[start PROVIDED INFORMATION]
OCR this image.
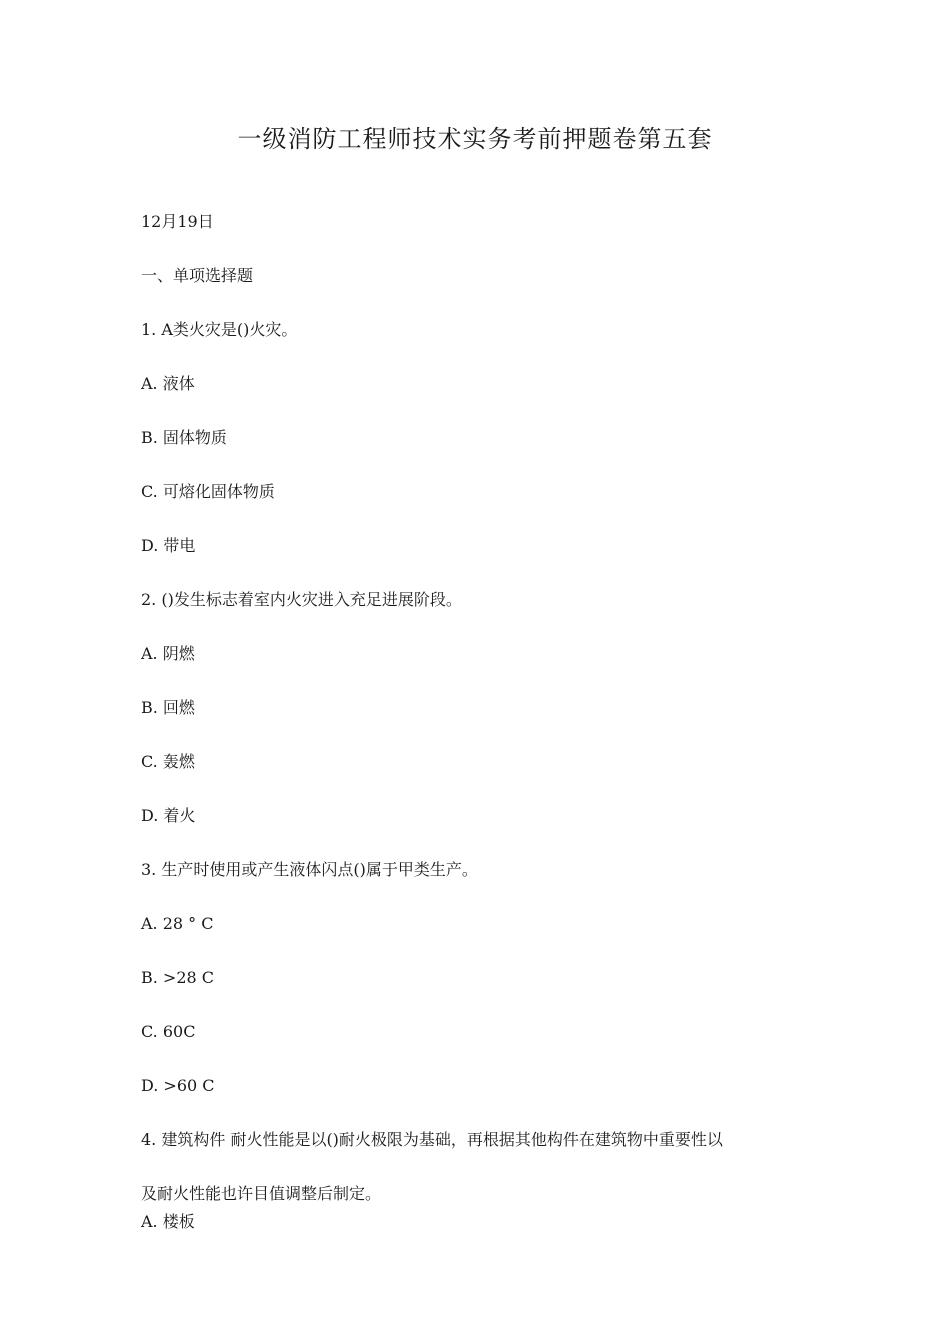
一级消防工程师技术实务考前押题卷第五套
12月19日
一、单项选择题
1. A类火灾是()火灾。
A. 液体
B. 固体物质
C. 可熔化固体物质
D. 带电
2. ()发生标志着室内火灾进入充足进展阶段。
A. 阴燃
B. 回燃
C. 轰燃
D. 着火
3. 生产时使用或产生液体闪点()属于甲类生产。
A. 28 ° C
B. >28 C
C. 60C
D. >60 C
4. 建筑构件 耐火性能是以()耐火极限为基础，再根据其他构件在建筑物中重要性以
及耐火性能也许目值调整后制定。
A. 楼板
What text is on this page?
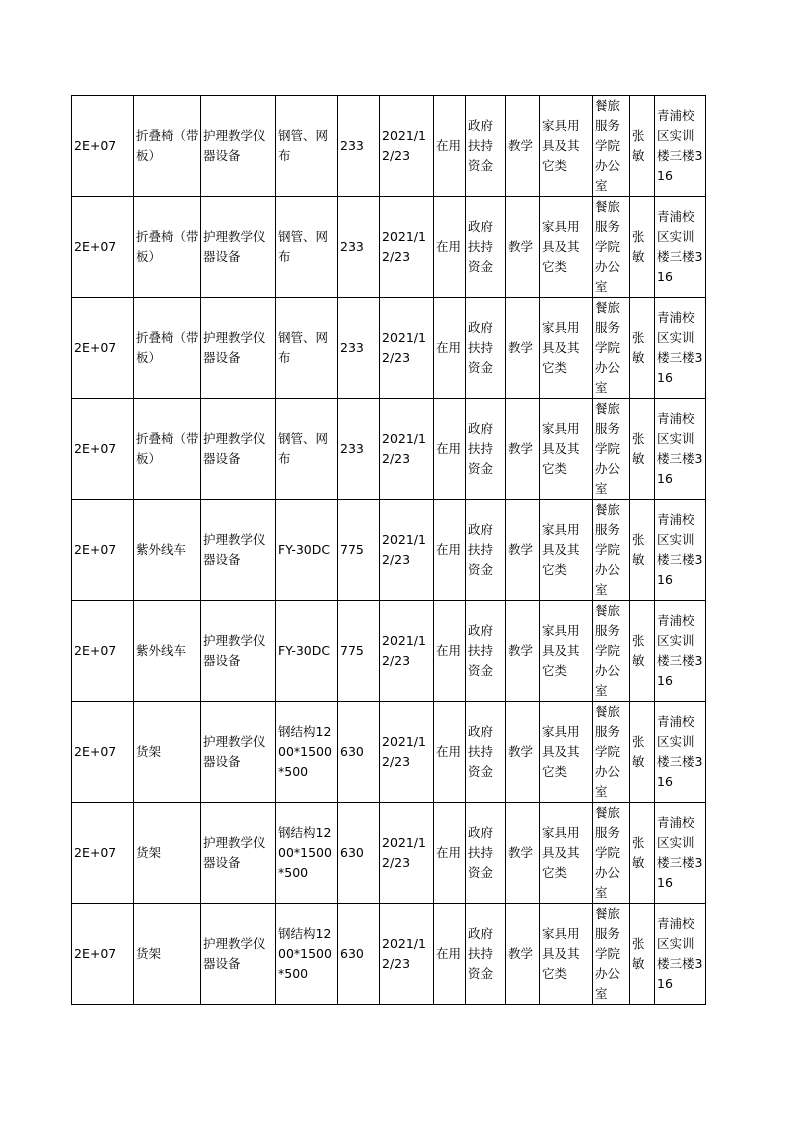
2E+07	折叠椅（带板）	护理教学仪器设备	钢管、网布	233	2021/12/23	在用	政府扶持资金	教学	家具用具及其它类	餐旅服务学院办公室	张敏	青浦校区实训楼三楼316
2E+07	折叠椅（带板）	护理教学仪器设备	钢管、网布	233	2021/12/23	在用	政府扶持资金	教学	家具用具及其它类	餐旅服务学院办公室	张敏	青浦校区实训楼三楼316
2E+07	折叠椅（带板）	护理教学仪器设备	钢管、网布	233	2021/12/23	在用	政府扶持资金	教学	家具用具及其它类	餐旅服务学院办公室	张敏	青浦校区实训楼三楼316
2E+07	折叠椅（带板）	护理教学仪器设备	钢管、网布	233	2021/12/23	在用	政府扶持资金	教学	家具用具及其它类	餐旅服务学院办公室	张敏	青浦校区实训楼三楼316
2E+07	紫外线车	护理教学仪器设备	FY-30DC	775	2021/12/23	在用	政府扶持资金	教学	家具用具及其它类	餐旅服务学院办公室	张敏	青浦校区实训楼三楼316
2E+07	紫外线车	护理教学仪器设备	FY-30DC	775	2021/12/23	在用	政府扶持资金	教学	家具用具及其它类	餐旅服务学院办公室	张敏	青浦校区实训楼三楼316
2E+07	货架	护理教学仪器设备	钢结构1200*1500*500	630	2021/12/23	在用	政府扶持资金	教学	家具用具及其它类	餐旅服务学院办公室	张敏	青浦校区实训楼三楼316
2E+07	货架	护理教学仪器设备	钢结构1200*1500*500	630	2021/12/23	在用	政府扶持资金	教学	家具用具及其它类	餐旅服务学院办公室	张敏	青浦校区实训楼三楼316
2E+07	货架	护理教学仪器设备	钢结构1200*1500*500	630	2021/12/23	在用	政府扶持资金	教学	家具用具及其它类	餐旅服务学院办公室	张敏	青浦校区实训楼三楼316
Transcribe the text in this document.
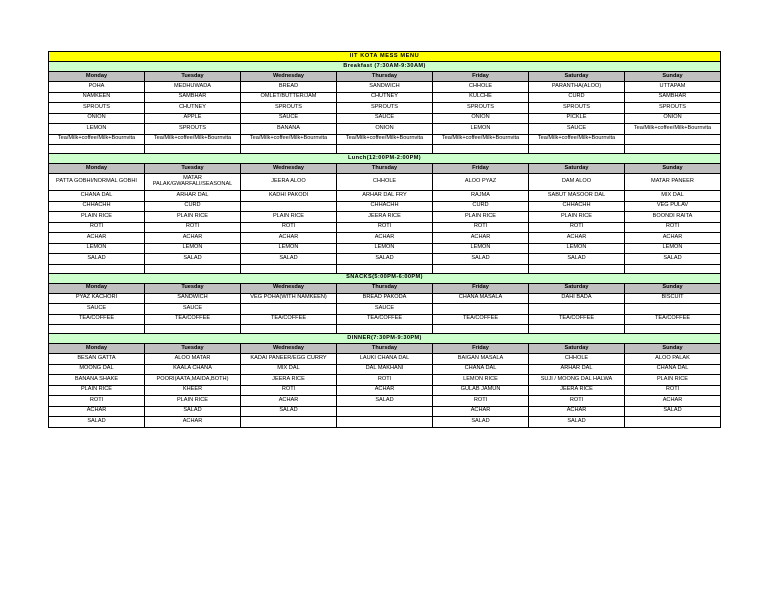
IIT KOTA MESS MENU						
Breakfast (7:30AM-9:30AM)						
Monday	Tuesday	Wednesday	Thursday	Friday	Saturday	Sunday
POHA	MEDHUWADA	BREAD	SANDWICH	CHHOLE	PARANTHA(ALOO)	UTTAPAM
NAMKEEN	SAMBHAR	OMLET/BUTTER/JAM	CHUTNEY	KULCHE	CURD	SAMBHAR
SPROUTS	CHUTNEY	SPROUTS	SPROUTS	SPROUTS	SPROUTS	SPROUTS
ONION	APPLE	SAUCE	SAUCE	ONION	PICKLE	ONION
LEMON	SPROUTS	BANANA	ONION	LEMON	SAUCE	Tea/Milk+coffee/Milk+Bournvita
Tea/Milk+coffee/Milk+Bournvita	Tea/Milk+coffee/Milk+Bournvita	Tea/Milk+coffee/Milk+Bournvita	Tea/Milk+coffee/Milk+Bournvita	Tea/Milk+coffee/Milk+Bournvita	Tea/Milk+coffee/Milk+Bournvita	

Lunch(12:00PM-2:00PM)						
Monday	Tuesday	Wednesday	Thursday	Friday	Saturday	Sunday
PATTA GOBHI/NORMAL GOBHI	MATAR PALAK/GWARFALI/SEASONAL	JEERA ALOO	CHHOLE	ALOO PYAZ	DAM ALOO	MATAR PANEER
CHANA DAL	ARHAR DAL	KADHI PAKODI	ARHAR DAL FRY	RAJMA	SABUT MASOOR DAL	MIX DAL
CHHACHH	CURD		CHHACHH	CURD	CHHACHH	VEG PULAV
PLAIN RICE	PLAIN RICE	PLAIN RICE	JEERA RICE	PLAIN RICE	PLAIN RICE	BOONDI RAITA
ROTI	ROTI	ROTI	ROTI	ROTI	ROTI	ROTI
ACHAR	ACHAR	ACHAR	ACHAR	ACHAR	ACHAR	ACHAR
LEMON	LEMON	LEMON	LEMON	LEMON	LEMON	LEMON
SALAD	SALAD	SALAD	SALAD	SALAD	SALAD	SALAD

SNACKS(5:00PM-6:00PM)						
Monday	Tuesday	Wednesday	Thursday	Friday	Saturday	Sunday
PYAZ KACHORI	SANDWICH	VEG POHA(WITH NAMKEEN)	BREAD PAKODA	CHANA MASALA	DAHI BADA	BISCUIT
SAUCE	SAUCE		SAUCE			
TEA/COFFEE	TEA/COFFEE	TEA/COFFEE	TEA/COFFEE	TEA/COFFEE	TEA/COFFEE	TEA/COFFEE

DINNER(7:30PM-9:30PM)						
Monday	Tuesday	Wednesday	Thursday	Friday	Saturday	Sunday
BESAN GATTA	ALOO MATAR	KADAI PANEER/EGG CURRY	LAUKI CHANA DAL	BAIGAN MASALA	CHHOLE	ALOO PALAK
MOONG DAL	KAALA CHANA	MIX DAL	DAL MAKHANI	CHANA DAL	ARHAR DAL	CHANA DAL
BANANA SHAKE	POORI(AATA,MAIDA,BOTH)	JEERA RICE	ROTI	LEMON RICE	SUJI / MOONG DAL HALWA	PLAIN RICE
PLAIN RICE	KHEER	ROTI	ACHAR	GULAB JAMUN	JEERA RICE	ROTI
ROTI	PLAIN RICE	ACHAR	SALAD	ROTI	ROTI	ACHAR
ACHAR	SALAD	SALAD		ACHAR	ACHAR	SALAD
SALAD	ACHAR			SALAD	SALAD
[end PROVIDED INFORMATION]
■ **AIM OF THE EXERCISE**: Skip the pictures and print each record exactly as it stands.

■ **TASK OUTPUT**:
OCR this image.
一级消防工程师技术实务考前押题卷第五套
12月19日
一、单项选择题
1. A类火灾是()火灾。
A. 液体
B. 固体物质
C. 可熔化固体物质
D. 带电
2. ()发生标志着室内火灾进入充足进展阶段。
A. 阴燃
B. 回燃
C. 轰燃
D. 着火
3. 生产时使用或产生液体闪点()属于甲类生产。
A. 28 ° C
B. >28 C
C. 60C
D. >60 C
4. 建筑构件 耐火性能是以()耐火极限为基础，再根据其他构件在建筑物中重要性以
及耐火性能也许目值调整后制定。
A. 楼板
What text is on this page?
2E+07	折叠椅（带板）	护理教学仪器设备	钢管、网布	233	2021/12/23	在用	政府扶持资金	教学	家具用具及其它类	餐旅服务学院办公室	张敏	青浦校区实训楼三楼316
2E+07	折叠椅（带板）	护理教学仪器设备	钢管、网布	233	2021/12/23	在用	政府扶持资金	教学	家具用具及其它类	餐旅服务学院办公室	张敏	青浦校区实训楼三楼316
2E+07	折叠椅（带板）	护理教学仪器设备	钢管、网布	233	2021/12/23	在用	政府扶持资金	教学	家具用具及其它类	餐旅服务学院办公室	张敏	青浦校区实训楼三楼316
2E+07	折叠椅（带板）	护理教学仪器设备	钢管、网布	233	2021/12/23	在用	政府扶持资金	教学	家具用具及其它类	餐旅服务学院办公室	张敏	青浦校区实训楼三楼316
2E+07	紫外线车	护理教学仪器设备	FY-30DC	775	2021/12/23	在用	政府扶持资金	教学	家具用具及其它类	餐旅服务学院办公室	张敏	青浦校区实训楼三楼316
2E+07	紫外线车	护理教学仪器设备	FY-30DC	775	2021/12/23	在用	政府扶持资金	教学	家具用具及其它类	餐旅服务学院办公室	张敏	青浦校区实训楼三楼316
2E+07	货架	护理教学仪器设备	钢结构1200*1500*500	630	2021/12/23	在用	政府扶持资金	教学	家具用具及其它类	餐旅服务学院办公室	张敏	青浦校区实训楼三楼316
2E+07	货架	护理教学仪器设备	钢结构1200*1500*500	630	2021/12/23	在用	政府扶持资金	教学	家具用具及其它类	餐旅服务学院办公室	张敏	青浦校区实训楼三楼316
2E+07	货架	护理教学仪器设备	钢结构1200*1500*500	630	2021/12/23	在用	政府扶持资金	教学	家具用具及其它类	餐旅服务学院办公室	张敏	青浦校区实训楼三楼316
Transcribe the text in this document.
IIT KOTA MESS MENU						
Breakfast (7:30AM-9:30AM)						
Monday	Tuesday	Wednesday	Thursday	Friday	Saturday	Sunday
POHA	MEDHUWADA	BREAD	SANDWICH	CHHOLE	PARANTHA(ALOO)	UTTAPAM
NAMKEEN	SAMBHAR	OMLET/BUTTER/JAM	CHUTNEY	KULCHE	CURD	SAMBHAR
SPROUTS	CHUTNEY	SPROUTS	SPROUTS	SPROUTS	SPROUTS	SPROUTS
ONION	APPLE	SAUCE	SAUCE	ONION	PICKLE	ONION
LEMON	SPROUTS	BANANA	ONION	LEMON	SAUCE	Tea/Milk+coffee/Milk+Bournvita
Tea/Milk+coffee/Milk+Bournvita	Tea/Milk+coffee/Milk+Bournvita	Tea/Milk+coffee/Milk+Bournvita	Tea/Milk+coffee/Milk+Bournvita	Tea/Milk+coffee/Milk+Bournvita	Tea/Milk+coffee/Milk+Bournvita	

Lunch(12:00PM-2:00PM)						
Monday	Tuesday	Wednesday	Thursday	Friday	Saturday	Sunday
PATTA GOBHI/NORMAL GOBHI	MATAR PALAK/GWARFALI/SEASONAL	JEERA ALOO	CHHOLE	ALOO PYAZ	DAM ALOO	MATAR PANEER
CHANA DAL	ARHAR DAL	KADHI PAKODI	ARHAR DAL FRY	RAJMA	SABUT MASOOR DAL	MIX DAL
CHHACHH	CURD		CHHACHH	CURD	CHHACHH	VEG PULAV
PLAIN RICE	PLAIN RICE	PLAIN RICE	JEERA RICE	PLAIN RICE	PLAIN RICE	BOONDI RAITA
ROTI	ROTI	ROTI	ROTI	ROTI	ROTI	ROTI
ACHAR	ACHAR	ACHAR	ACHAR	ACHAR	ACHAR	ACHAR
LEMON	LEMON	LEMON	LEMON	LEMON	LEMON	LEMON
SALAD	SALAD	SALAD	SALAD	SALAD	SALAD	SALAD

SNACKS(5:00PM-6:00PM)						
Monday	Tuesday	Wednesday	Thursday	Friday	Saturday	Sunday
PYAZ KACHORI	SANDWICH	VEG POHA(WITH NAMKEEN)	BREAD PAKODA	CHANA MASALA	DAHI BADA	BISCUIT
SAUCE	SAUCE		SAUCE			
TEA/COFFEE	TEA/COFFEE	TEA/COFFEE	TEA/COFFEE	TEA/COFFEE	TEA/COFFEE	TEA/COFFEE

DINNER(7:30PM-9:30PM)						
Monday	Tuesday	Wednesday	Thursday	Friday	Saturday	Sunday
BESAN GATTA	ALOO MATAR	KADAI PANEER/EGG CURRY	LAUKI CHANA DAL	BAIGAN MASALA	CHHOLE	ALOO PALAK
MOONG DAL	KAALA CHANA	MIX DAL	DAL MAKHANI	CHANA DAL	ARHAR DAL	CHANA DAL
BANANA SHAKE	POORI(AATA,MAIDA,BOTH)	JEERA RICE	ROTI	LEMON RICE	SUJI / MOONG DAL HALWA	PLAIN RICE
PLAIN RICE	KHEER	ROTI	ACHAR	GULAB JAMUN	JEERA RICE	ROTI
ROTI	PLAIN RICE	ACHAR	SALAD	ROTI	ROTI	ACHAR
ACHAR	SALAD	SALAD		ACHAR	ACHAR	SALAD
SALAD	ACHAR			SALAD	SALAD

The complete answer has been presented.